## Task to carry out
For the listing below, give the count of lines containing the string "name" and nothing else.

## Listed records
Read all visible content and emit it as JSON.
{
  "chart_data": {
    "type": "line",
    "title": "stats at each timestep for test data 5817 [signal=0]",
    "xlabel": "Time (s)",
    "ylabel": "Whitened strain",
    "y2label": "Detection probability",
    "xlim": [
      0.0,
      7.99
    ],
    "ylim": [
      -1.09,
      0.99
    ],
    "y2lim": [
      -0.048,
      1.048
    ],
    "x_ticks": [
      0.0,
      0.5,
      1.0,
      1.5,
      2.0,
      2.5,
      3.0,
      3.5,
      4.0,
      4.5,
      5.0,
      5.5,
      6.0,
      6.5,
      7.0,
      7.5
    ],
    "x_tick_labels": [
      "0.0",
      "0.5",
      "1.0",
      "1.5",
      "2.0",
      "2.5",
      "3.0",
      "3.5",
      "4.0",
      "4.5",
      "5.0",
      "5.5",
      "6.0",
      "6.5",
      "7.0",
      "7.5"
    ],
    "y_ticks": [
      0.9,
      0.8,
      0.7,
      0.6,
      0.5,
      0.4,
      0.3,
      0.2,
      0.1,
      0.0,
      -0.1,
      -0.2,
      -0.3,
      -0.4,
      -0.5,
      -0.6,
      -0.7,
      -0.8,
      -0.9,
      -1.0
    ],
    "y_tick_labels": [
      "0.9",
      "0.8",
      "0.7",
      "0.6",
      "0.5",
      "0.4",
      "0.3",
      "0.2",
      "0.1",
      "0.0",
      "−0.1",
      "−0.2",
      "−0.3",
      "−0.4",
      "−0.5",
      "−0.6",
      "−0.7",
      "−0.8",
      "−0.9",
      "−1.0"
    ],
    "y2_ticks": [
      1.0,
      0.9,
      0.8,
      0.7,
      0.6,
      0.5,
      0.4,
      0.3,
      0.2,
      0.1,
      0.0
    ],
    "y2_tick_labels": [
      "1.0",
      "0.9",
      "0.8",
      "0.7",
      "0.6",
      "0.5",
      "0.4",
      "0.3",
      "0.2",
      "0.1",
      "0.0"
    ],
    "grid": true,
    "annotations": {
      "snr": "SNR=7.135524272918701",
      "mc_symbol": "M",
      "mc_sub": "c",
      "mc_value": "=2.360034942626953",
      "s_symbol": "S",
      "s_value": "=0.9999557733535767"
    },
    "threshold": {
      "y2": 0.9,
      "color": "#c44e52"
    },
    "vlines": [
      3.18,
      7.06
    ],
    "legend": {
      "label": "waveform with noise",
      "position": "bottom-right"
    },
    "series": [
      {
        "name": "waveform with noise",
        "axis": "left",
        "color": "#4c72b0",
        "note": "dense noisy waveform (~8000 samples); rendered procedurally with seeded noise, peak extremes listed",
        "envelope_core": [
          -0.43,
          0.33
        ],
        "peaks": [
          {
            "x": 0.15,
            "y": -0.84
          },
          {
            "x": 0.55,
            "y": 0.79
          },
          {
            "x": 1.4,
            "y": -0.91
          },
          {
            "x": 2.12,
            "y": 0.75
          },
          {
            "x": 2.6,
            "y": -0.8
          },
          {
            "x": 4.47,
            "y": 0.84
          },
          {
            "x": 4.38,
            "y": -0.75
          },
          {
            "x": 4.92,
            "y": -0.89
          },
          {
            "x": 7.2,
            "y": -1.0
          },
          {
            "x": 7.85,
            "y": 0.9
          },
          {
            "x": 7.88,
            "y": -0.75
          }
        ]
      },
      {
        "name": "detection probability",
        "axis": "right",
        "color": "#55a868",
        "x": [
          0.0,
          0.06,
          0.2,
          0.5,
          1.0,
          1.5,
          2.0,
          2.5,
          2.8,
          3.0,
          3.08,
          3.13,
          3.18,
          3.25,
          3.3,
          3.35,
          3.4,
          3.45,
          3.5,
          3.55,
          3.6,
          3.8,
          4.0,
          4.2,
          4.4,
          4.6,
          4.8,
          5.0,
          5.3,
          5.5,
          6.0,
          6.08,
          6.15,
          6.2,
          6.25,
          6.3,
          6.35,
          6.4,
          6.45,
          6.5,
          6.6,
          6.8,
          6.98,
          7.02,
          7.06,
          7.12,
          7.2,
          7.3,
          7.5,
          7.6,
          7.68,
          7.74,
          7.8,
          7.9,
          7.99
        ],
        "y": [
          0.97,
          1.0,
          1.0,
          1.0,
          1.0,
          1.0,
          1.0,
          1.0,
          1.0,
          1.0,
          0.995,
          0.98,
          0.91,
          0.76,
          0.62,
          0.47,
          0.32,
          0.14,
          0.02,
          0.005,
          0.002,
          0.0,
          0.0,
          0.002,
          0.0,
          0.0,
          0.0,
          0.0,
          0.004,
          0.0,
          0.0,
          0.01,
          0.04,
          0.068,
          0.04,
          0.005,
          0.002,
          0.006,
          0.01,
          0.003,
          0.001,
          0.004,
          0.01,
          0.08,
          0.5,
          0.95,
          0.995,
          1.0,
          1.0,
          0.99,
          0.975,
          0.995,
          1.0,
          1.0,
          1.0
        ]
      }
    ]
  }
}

## The answer
2